[Records from a data collection]

+ + + + +

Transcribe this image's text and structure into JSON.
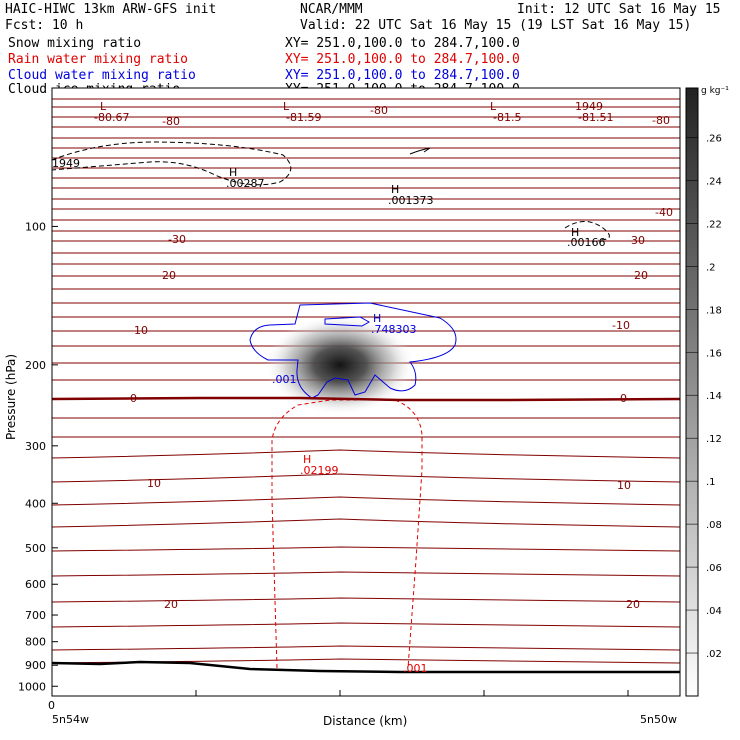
{
  "header": {
    "model": "HAIC-HIWC 13km ARW-GFS init",
    "org": "NCAR/MMM",
    "init": "Init: 12 UTC Sat 16 May 15",
    "fcst": "Fcst:   10 h",
    "valid": "Valid: 22 UTC Sat 16 May 15 (19 LST Sat 16 May 15)",
    "xy_text": "XY= 251.0,100.0 to 284.7,100.0",
    "fields": [
      {
        "name": "Snow mixing ratio",
        "color": "#000000"
      },
      {
        "name": "Rain water mixing ratio",
        "color": "#e00000"
      },
      {
        "name": "Cloud water mixing ratio",
        "color": "#0000e0"
      },
      {
        "name": "Cloud ice mixing ratio",
        "color": "#000000"
      }
    ]
  },
  "chart_data": {
    "type": "cross-section",
    "xlabel": "Distance (km)",
    "ylabel": "Pressure (hPa)",
    "ylim": [
      1050,
      50
    ],
    "y_scale": "log",
    "y_ticks": [
      "100",
      "200",
      "300",
      "400",
      "500",
      "600",
      "700",
      "800",
      "900",
      "1000"
    ],
    "x_tick_labels": {
      "origin": "0",
      "left": "5n54w",
      "right": "5n50w"
    },
    "temperature_contours": {
      "color": "#800000",
      "labels": [
        "-80.67",
        "-80",
        "-81.59",
        "-80",
        "-81.5",
        "-81.51",
        "-80",
        "-40",
        "-30",
        "-30",
        "-20",
        "-20",
        "-10",
        "-10",
        "0",
        "0",
        "10",
        "10",
        "20",
        "20"
      ]
    },
    "snow": {
      "color": "#000000",
      "labels": [
        "H",
        ".00287",
        "H",
        ".001373",
        "H",
        ".00166",
        "L",
        "L",
        "L",
        "L",
        "1949"
      ]
    },
    "rain": {
      "color": "#e00000",
      "labels": [
        "H",
        ".02199",
        ".001"
      ]
    },
    "cloud_water": {
      "color": "#0000e0",
      "labels": [
        "H",
        ".748303",
        ".001"
      ]
    },
    "colorbar": {
      "unit": "g kg⁻¹",
      "ticks": [
        ".02",
        ".04",
        ".06",
        ".08",
        ".1",
        ".12",
        ".14",
        ".16",
        ".18",
        ".2",
        ".22",
        ".24",
        ".26"
      ]
    }
  }
}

+ + + + +

PROBLEM TO SOLVE
Select, from the listing, all lines that include the word "name".

THE COMPLETED TASK
        "name": "Snow mixing ratio",
        "name": "Rain water mixing ratio",
        "name": "Cloud water mixing ratio",
        "name": "Cloud ice mixing ratio",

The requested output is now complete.